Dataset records
- - - - -
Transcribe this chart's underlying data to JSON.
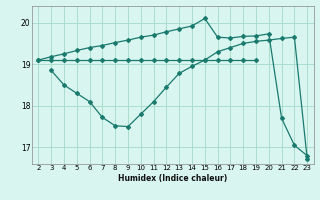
{
  "title": "",
  "xlabel": "Humidex (Indice chaleur)",
  "bg_color": "#d8f5f0",
  "grid_color": "#aaddcc",
  "line_color": "#1a7a6e",
  "xlim": [
    1.5,
    23.5
  ],
  "ylim": [
    16.6,
    20.4
  ],
  "xticks": [
    2,
    3,
    4,
    5,
    6,
    7,
    8,
    9,
    10,
    11,
    12,
    13,
    14,
    15,
    16,
    17,
    18,
    19,
    20,
    21,
    22,
    23
  ],
  "yticks": [
    17,
    18,
    19,
    20
  ],
  "line1_x": [
    2,
    3,
    4,
    5,
    6,
    7,
    8,
    9,
    10,
    11,
    12,
    13,
    14,
    15,
    16,
    17,
    18,
    19
  ],
  "line1_y": [
    19.1,
    19.1,
    19.1,
    19.1,
    19.1,
    19.1,
    19.1,
    19.1,
    19.1,
    19.1,
    19.1,
    19.1,
    19.1,
    19.1,
    19.1,
    19.1,
    19.1,
    19.1
  ],
  "line2_x": [
    2,
    3,
    4,
    5,
    6,
    7,
    8,
    9,
    10,
    11,
    12,
    13,
    14,
    15,
    16,
    17,
    18,
    19,
    20,
    21,
    22,
    23
  ],
  "line2_y": [
    19.1,
    19.18,
    19.25,
    19.33,
    19.4,
    19.45,
    19.52,
    19.58,
    19.65,
    19.7,
    19.78,
    19.85,
    19.92,
    20.1,
    19.65,
    19.63,
    19.67,
    19.68,
    19.73,
    17.7,
    17.05,
    16.8
  ],
  "line3_x": [
    3,
    4,
    5,
    6,
    7,
    8,
    9,
    10,
    11,
    12,
    13,
    14,
    15,
    16,
    17,
    18,
    19,
    20,
    21,
    22,
    23
  ],
  "line3_y": [
    18.85,
    18.5,
    18.3,
    18.1,
    17.72,
    17.52,
    17.5,
    17.8,
    18.1,
    18.45,
    18.78,
    18.95,
    19.1,
    19.3,
    19.4,
    19.5,
    19.55,
    19.58,
    19.62,
    19.65,
    16.72
  ],
  "figsize": [
    3.2,
    2.0
  ],
  "dpi": 100
}
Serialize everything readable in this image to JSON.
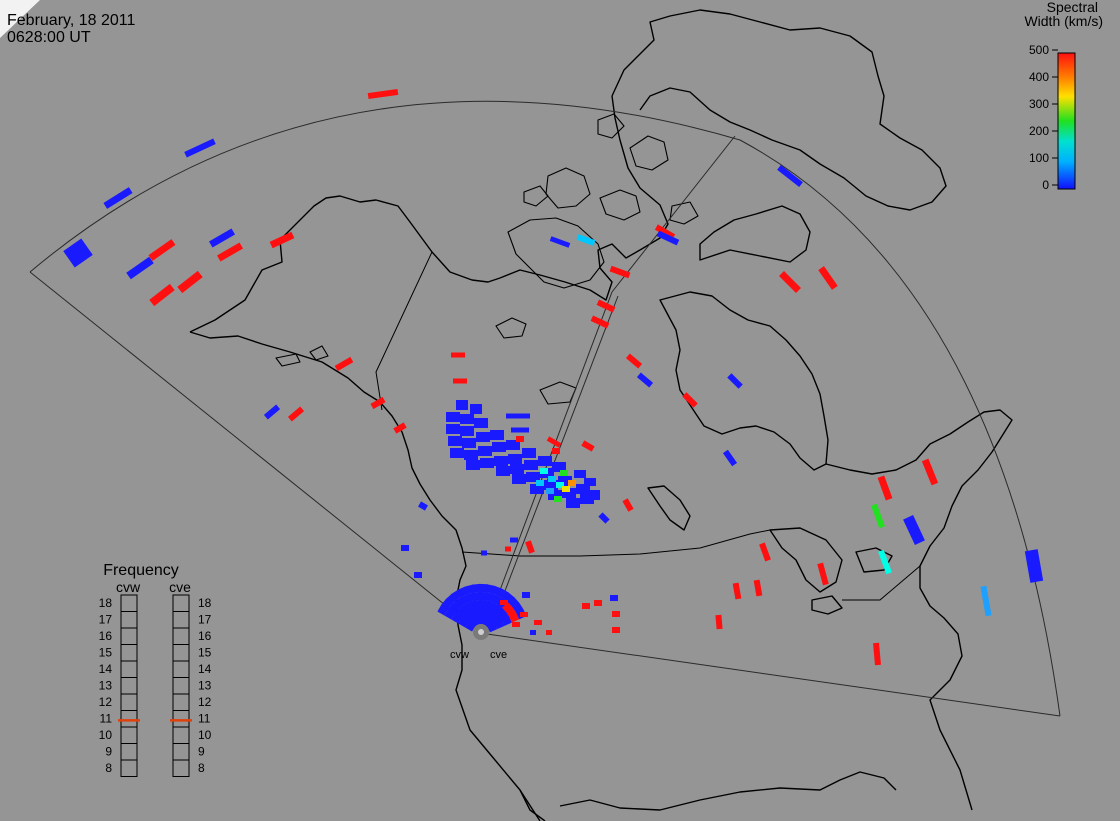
{
  "header": {
    "date": "February, 18 2011",
    "time": "0628:00 UT"
  },
  "colorbar": {
    "title_line1": "Spectral",
    "title_line2": "Width (km/s)",
    "ticks": [
      "500",
      "400",
      "300",
      "200",
      "100",
      "0"
    ]
  },
  "frequency": {
    "title": "Frequency",
    "left_label": "cvw",
    "right_label": "cve",
    "ticks": [
      "18",
      "17",
      "16",
      "15",
      "14",
      "13",
      "12",
      "11",
      "10",
      "9",
      "8"
    ],
    "cvw_value_mhz": 10.9,
    "cve_value_mhz": 10.9,
    "indicator_color": "#e0400a"
  },
  "radars": {
    "left": "cvw",
    "right": "cve"
  },
  "colors": {
    "background": "#959595",
    "scale_low": "#1a1aff",
    "scale_high": "#ff1010"
  }
}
- - - - -
# SET PROBLEM:
Leave the pictures out and reproduce each record exactly as written.

# ANSWER TO THIS EXERCISE:
Transcribe this chart's underlying data to JSON.
{
  "title": "",
  "xlabel": "Humidex (Indice chaleur)",
  "bg_color": "#d8f5f0",
  "grid_color": "#aaddcc",
  "line_color": "#1a7a6e",
  "xlim": [
    1.5,
    23.5
  ],
  "ylim": [
    16.6,
    20.4
  ],
  "xticks": [
    2,
    3,
    4,
    5,
    6,
    7,
    8,
    9,
    10,
    11,
    12,
    13,
    14,
    15,
    16,
    17,
    18,
    19,
    20,
    21,
    22,
    23
  ],
  "yticks": [
    17,
    18,
    19,
    20
  ],
  "line1_x": [
    2,
    3,
    4,
    5,
    6,
    7,
    8,
    9,
    10,
    11,
    12,
    13,
    14,
    15,
    16,
    17,
    18,
    19
  ],
  "line1_y": [
    19.1,
    19.1,
    19.1,
    19.1,
    19.1,
    19.1,
    19.1,
    19.1,
    19.1,
    19.1,
    19.1,
    19.1,
    19.1,
    19.1,
    19.1,
    19.1,
    19.1,
    19.1
  ],
  "line2_x": [
    2,
    3,
    4,
    5,
    6,
    7,
    8,
    9,
    10,
    11,
    12,
    13,
    14,
    15,
    16,
    17,
    18,
    19,
    20,
    21,
    22,
    23
  ],
  "line2_y": [
    19.1,
    19.18,
    19.25,
    19.33,
    19.4,
    19.45,
    19.52,
    19.58,
    19.65,
    19.7,
    19.78,
    19.85,
    19.92,
    20.1,
    19.65,
    19.63,
    19.67,
    19.68,
    19.73,
    17.7,
    17.05,
    16.8
  ],
  "line3_x": [
    3,
    4,
    5,
    6,
    7,
    8,
    9,
    10,
    11,
    12,
    13,
    14,
    15,
    16,
    17,
    18,
    19,
    20,
    21,
    22,
    23
  ],
  "line3_y": [
    18.85,
    18.5,
    18.3,
    18.1,
    17.72,
    17.52,
    17.5,
    17.8,
    18.1,
    18.45,
    18.78,
    18.95,
    19.1,
    19.3,
    19.4,
    19.5,
    19.55,
    19.58,
    19.62,
    19.65,
    16.72
  ],
  "figsize": [
    3.2,
    2.0
  ],
  "dpi": 100
}
Serialize everything readable in this image to JSON.
{
  "header": {
    "date": "February, 18 2011",
    "time": "0628:00 UT"
  },
  "colorbar": {
    "title_line1": "Spectral",
    "title_line2": "Width (km/s)",
    "ticks": [
      "500",
      "400",
      "300",
      "200",
      "100",
      "0"
    ]
  },
  "frequency": {
    "title": "Frequency",
    "left_label": "cvw",
    "right_label": "cve",
    "ticks": [
      "18",
      "17",
      "16",
      "15",
      "14",
      "13",
      "12",
      "11",
      "10",
      "9",
      "8"
    ],
    "cvw_value_mhz": 10.9,
    "cve_value_mhz": 10.9,
    "indicator_color": "#e0400a"
  },
  "radars": {
    "left": "cvw",
    "right": "cve"
  },
  "colors": {
    "background": "#959595",
    "scale_low": "#1a1aff",
    "scale_high": "#ff1010"
  }
}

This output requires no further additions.